**DOKUMENT:**
━━━━━━━━

Ein paar Geräte weiter nutzt Jessica Gleich aktiv ihre Pause: Die Studentin der Fitnessökonomie arbeitet im Bewegungszentrum. "Das Besondere hier ist, dass wir eine Familie sind, dass man sich kennt, dass jeder Interesse an allen hat", sagt die 20-Jährige aus Pfaffenhofen. Aber Corona hatte das Familienleben empfindlich getroffen.

"Selbst das Vorstandsteam war am Anfang des Lockdowns gelähmt", sagt Marcel Hetzer. Der 35-jährige Tübinger ist seit 2015 Geschäftsführer der TSG und bekam es beim Herunterfahren des Vereinslebens von 100 auf Null mit "vier Corona-Klassikern" zu tun, "die bei uns alle zusammen kamen": Bei der TSG Heilbronn wurden die Gastronomie, der Kindergarten, das Fitnessstudio und der originäre Vereinssport eingestellt.
"Die Schließung des Bewegungszentrums hat uns etwa 300 Mitglieder gekostet", sagt Marcel Hetzer, der 30 verschiedene Hygienekonzepte geschrieben hat. Mit Blick auf Ursula Waidelich sagt er: "Es gibt zum Glück viele, die uns die Treue halten. Aber es ist herausfordernd derzeit."
Viele Einnahmen sind weggebrochen, doch es gab auch Einsparpotenziale
Als Großverein habe die TSG Heilbronn gerade überproportional hohe Einnahmeverluste: Kurse fallen aus, Vermietungen von Hallen oder der Kegelbahn brechen weg. "Aber wir können auch überproportional viele Ausgaben einsparen, viel abfedern", sagt Marcel Hetzer mit Verweis auf Kurzarbeit und "unsere Mitglieder, die gerade jetzt unsere Stützen sind". Tradition verpflichtet.
Bei der TSG Heilbronn trifft Tradition auf Moderne. Marcel Hetzer sagt es so: "Wir profitieren auch heute noch davon, was der Verein 1845 war und was daraus geworden ist. Ohne seine Geschichte, seine Fusionen, gäbe es den Verein so heute nicht." Man könne nicht in Tradition verharren, deshalb sei bei der TSG schon immer viel gebaut, angepasst worden - so wie in diesen Tagen.
Drei Millionen Euro hat die TSG aktuell in Neubauten investiert

Das Hofwiesenzentrum ist eine Baustelle. Bis Ende September sollen 60 neue Parkplätze, ein öffentlicher Outdoor-Bewegungsparcours für ältere Semester und ein zweigeschossiger Neubau fertig sein - insgesamt etwa drei Millionen Euro investiert die TSG 2019 und 2020.

━━━━━━━━

[Zeilen aus einem Datensatz]

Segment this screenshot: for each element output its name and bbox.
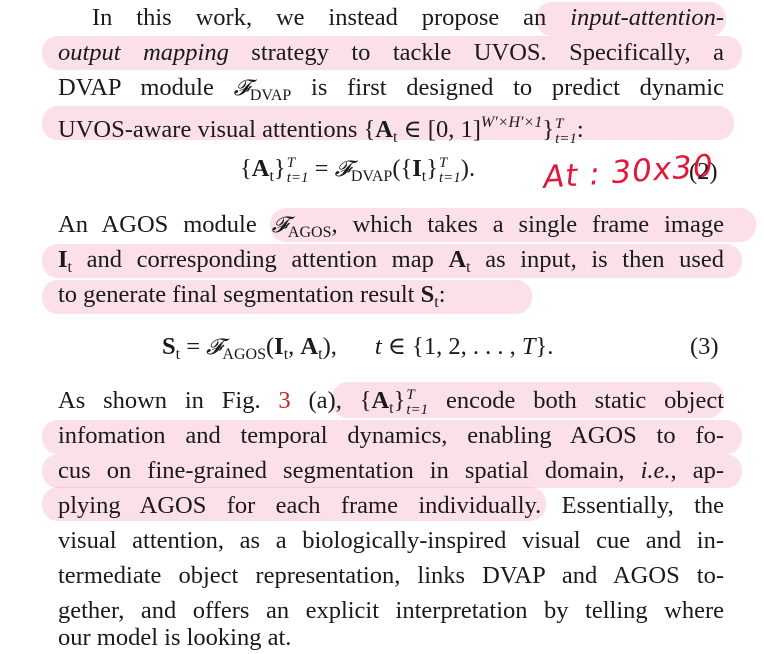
f-dvap-symbol: 𝓕DVAP — [233, 76, 292, 104]
equation-3-number: (3) — [690, 333, 719, 360]
f-agos-symbol: 𝓕AGOS — [271, 213, 332, 241]
para1-line1: In this work, we instead propose an inpu… — [92, 4, 724, 31]
para3-line8: our model is looking at. — [58, 624, 292, 651]
para2-line2: It and corresponding attention map At as… — [58, 246, 724, 276]
paper-page: In this work, we instead propose an inpu… — [0, 0, 764, 651]
para3-line6: termediate object representation, links … — [58, 562, 724, 589]
figure-ref-link[interactable]: 3 — [278, 387, 290, 414]
para3-line4: plying AGOS for each frame individually.… — [58, 492, 724, 519]
para3-line1: As shown in Fig. 3 (a), {At} Tt=1 encode … — [58, 387, 725, 418]
para3-line2: infomation and temporal dynamics, enabli… — [58, 422, 724, 449]
para1-line4: UVOS-aware visual attentions {At ∈ [0, 1… — [58, 114, 584, 147]
para3-line3: cus on fine-grained segmentation in spat… — [58, 457, 724, 484]
para2-line1: An AGOS module 𝓕AGOS, which takes a sing… — [58, 211, 724, 241]
para1-line3: DVAP module 𝓕DVAP is first designed to p… — [58, 74, 724, 104]
para3-line5: visual attention, as a biologically-insp… — [58, 527, 724, 554]
equation-2-number: (2) — [689, 158, 718, 185]
para2-line3: to generate final segmentation result St… — [58, 281, 446, 311]
equation-3: St = 𝓕AGOS(It, At), t ∈ {1, 2, . . . , T}… — [162, 333, 554, 363]
para1-line2: output mapping strategy to tackle UVOS. … — [58, 39, 724, 66]
equation-2: {At} Tt=1 = 𝓕DVAP({It} Tt=1). — [240, 155, 476, 186]
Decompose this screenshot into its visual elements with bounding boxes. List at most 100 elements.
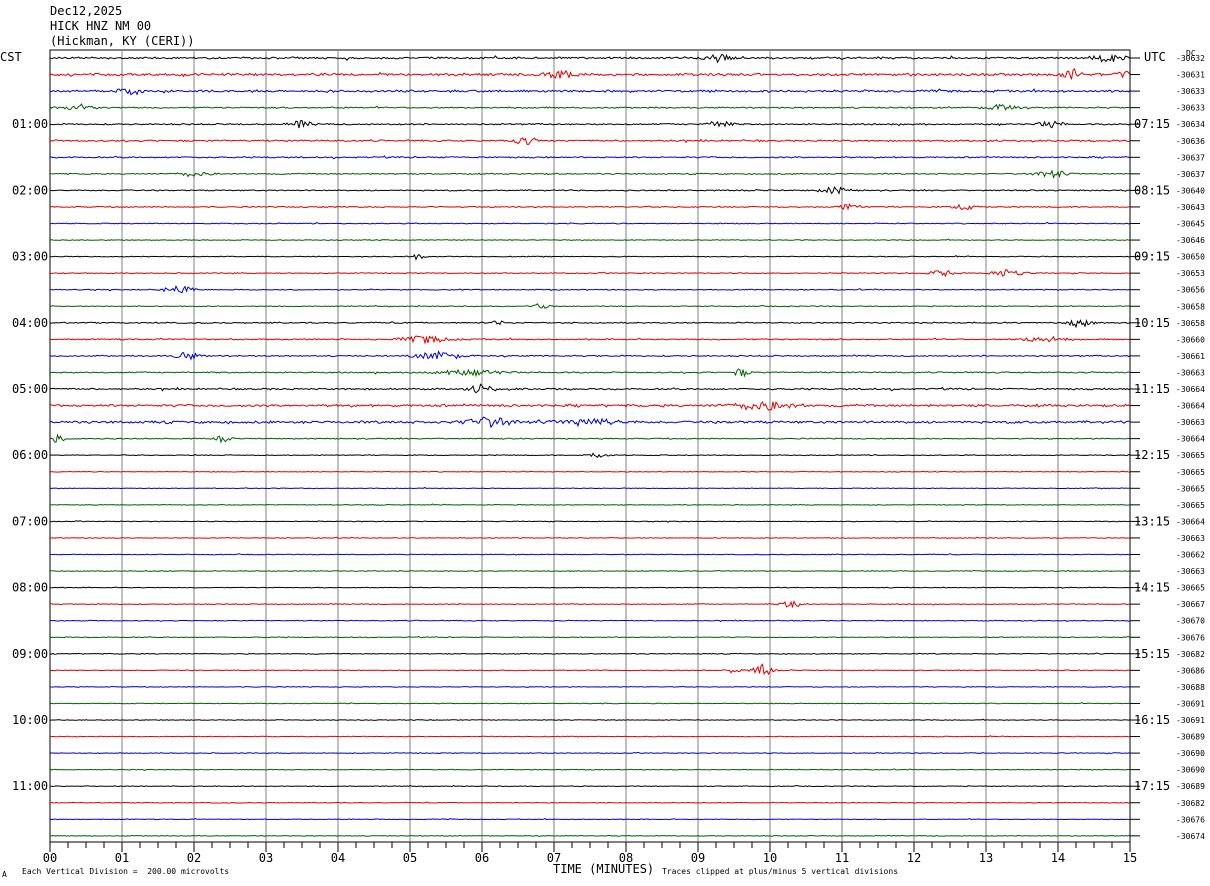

━━━━━━━━

**ÜBUNGSAUFGABE 1:** Ermittle jede Zeile der Auflistung, in der die Zeichenfolge „instead“ vorkommt, und gib diese Zeilen vollständig wieder. Groß- und Kleinschreibung sind dabei zu beachten.
**ÜBUNGSAUFGABE 2:** Schreib den Artikel über die TSG Heilbronn im Anschluss an seinen letzten Satz weiter.
Der Artikel über die TSG Heilbronn und die Auflistung haben nichts miteinander zu tun.

**LÖSUNG DER AUFGABE 1:**
para1-line1: In this work, we instead propose an inpu… — [92, 4, 724, 31]
paper-page: In this work, we instead propose an inpu… — [0, 0, 764, 651]

**LÖSUNG DER AUFGABE 2:**
"Wir bekommen doppelt so viel Platz und mehr Umkleiden", freut sich Andrée Reinhardt auf den Bezug des Neubaus. Die Sporttherapeutin, die seit 1991 im Verein ist, leitet die Medizinische Trainingstherapie. Hier bekommen bis zu sieben Personen einen individuellen Präventivkurs, hier sind Sportler aktiv, denen es im Bewegungszentrum zu trubelig ist.
Große Feier zum 175-jährigen Jubiläum musste abgesagt werden
Gerade wer Tradition hat, muss ständig nach vorne schauen, die Anforderungen beispielsweise durch den demografischen Wandel und die Ganztagesschule im Blick haben. Daher gehe auch in der Festschrift zum 175-jährigen Vereinsjubiläum der Blick nur 25 Jahre zurück und vor allem nach vorne, sagt Marcel Hetzer. Für den Geburtstag, den 2. April, war in der Harmonie ein Festakt für etwa 650 Personen geplant, zu dem die Festschrift hätte gereicht werden sollen. Corona hat alles auf den Kopf gestellt.
Nach den Ferien soll nun ein Entschluss gefasst werden, wann nachgefeiert werden könnte. So oder so werden die Mitglieder die Festschrift noch 2020 in den Händen halten, verspricht Marcel Hetzer.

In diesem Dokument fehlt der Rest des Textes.